#### [Exercise aim]
Using the material that follows, identify and copy each line with the string "activation".

(begin)

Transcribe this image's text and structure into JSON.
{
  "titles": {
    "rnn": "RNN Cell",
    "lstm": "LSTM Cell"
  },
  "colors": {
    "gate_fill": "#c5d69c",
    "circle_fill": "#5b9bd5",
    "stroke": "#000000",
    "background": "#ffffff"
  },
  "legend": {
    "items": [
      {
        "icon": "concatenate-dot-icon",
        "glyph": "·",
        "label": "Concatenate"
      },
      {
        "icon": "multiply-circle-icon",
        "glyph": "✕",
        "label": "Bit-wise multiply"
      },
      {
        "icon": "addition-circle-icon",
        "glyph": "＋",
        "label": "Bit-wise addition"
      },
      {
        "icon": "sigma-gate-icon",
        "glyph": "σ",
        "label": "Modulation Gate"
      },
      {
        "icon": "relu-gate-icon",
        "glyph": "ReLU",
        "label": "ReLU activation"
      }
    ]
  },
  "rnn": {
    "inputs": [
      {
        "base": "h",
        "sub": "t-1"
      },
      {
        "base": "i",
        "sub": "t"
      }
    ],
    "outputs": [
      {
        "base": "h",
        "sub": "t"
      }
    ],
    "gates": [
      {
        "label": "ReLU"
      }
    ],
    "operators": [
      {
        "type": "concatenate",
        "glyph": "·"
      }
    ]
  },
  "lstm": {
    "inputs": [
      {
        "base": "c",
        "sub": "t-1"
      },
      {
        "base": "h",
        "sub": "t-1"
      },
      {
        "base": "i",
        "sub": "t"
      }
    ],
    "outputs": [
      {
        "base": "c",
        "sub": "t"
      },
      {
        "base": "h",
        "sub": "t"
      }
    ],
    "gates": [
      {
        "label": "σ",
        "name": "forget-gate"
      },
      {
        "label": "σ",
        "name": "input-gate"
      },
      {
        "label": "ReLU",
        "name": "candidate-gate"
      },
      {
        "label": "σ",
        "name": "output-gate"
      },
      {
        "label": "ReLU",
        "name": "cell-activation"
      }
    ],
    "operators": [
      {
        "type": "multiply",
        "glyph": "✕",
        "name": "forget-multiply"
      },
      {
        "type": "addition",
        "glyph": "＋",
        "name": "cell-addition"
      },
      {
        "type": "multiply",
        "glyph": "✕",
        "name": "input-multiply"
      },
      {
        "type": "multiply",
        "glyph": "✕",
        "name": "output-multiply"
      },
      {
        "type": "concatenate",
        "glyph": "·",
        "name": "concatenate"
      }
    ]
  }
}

(end)

#### [Result for this exercise]
        "label": "ReLU activation"
        "name": "cell-activation"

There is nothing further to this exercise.